**Task statement:**
Search the material for "Erin" and show all lines that contain it.

**Exercise data:**
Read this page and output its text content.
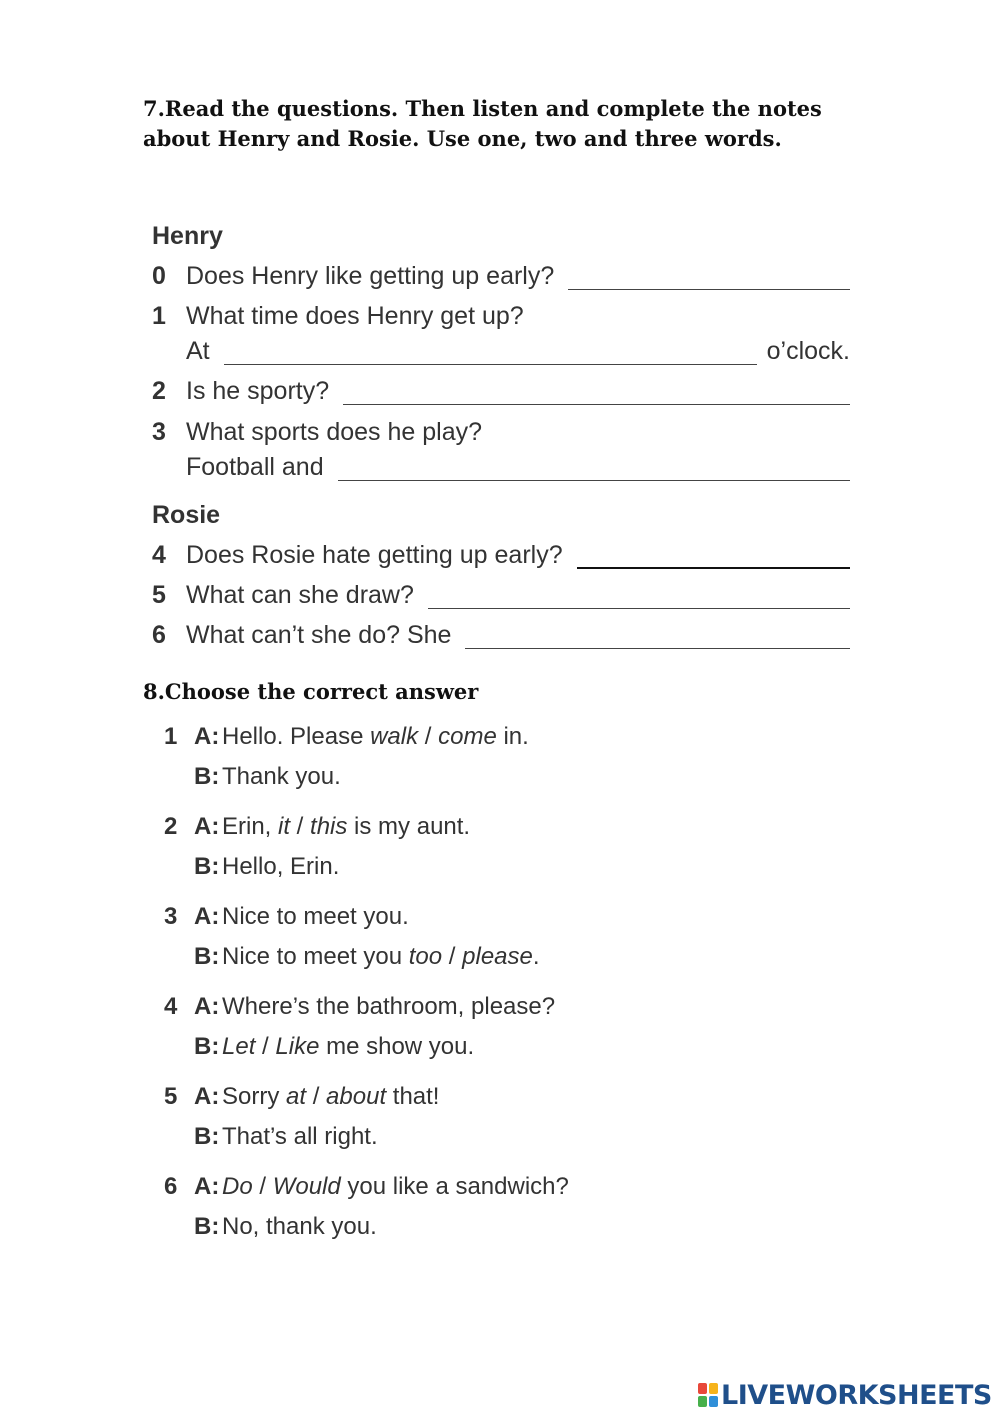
7.Read the questions. Then listen and complete the notes about Henry and Rosie. Use one, two and three words.

Henry
0 Does Henry like getting up early?
1 What time does Henry get up?
At	o’clock.
2 Is he sporty?
3 What sports does he play?
Football and
Rosie
4 Does Rosie hate getting up early?
5 What can she draw?
6 What can’t she do? She

8.Choose the correct answer

1 A: Hello. Please walk / come in.
B: Thank you.
2 A: Erin, it / this is my aunt.
B: Hello, Erin.
3 A: Nice to meet you.
B: Nice to meet you too / please .
4 A: Where’s the bathroom, please?
B: Let / Like me show you.
5 A: Sorry at / about that!
B: That’s all right.
6 A: Do / Would you like a sandwich?
B: No, thank you.
LIVEWORKSHEETS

**Solution for this task:**
2 A: Erin, it / this is my aunt.
B: Hello, Erin.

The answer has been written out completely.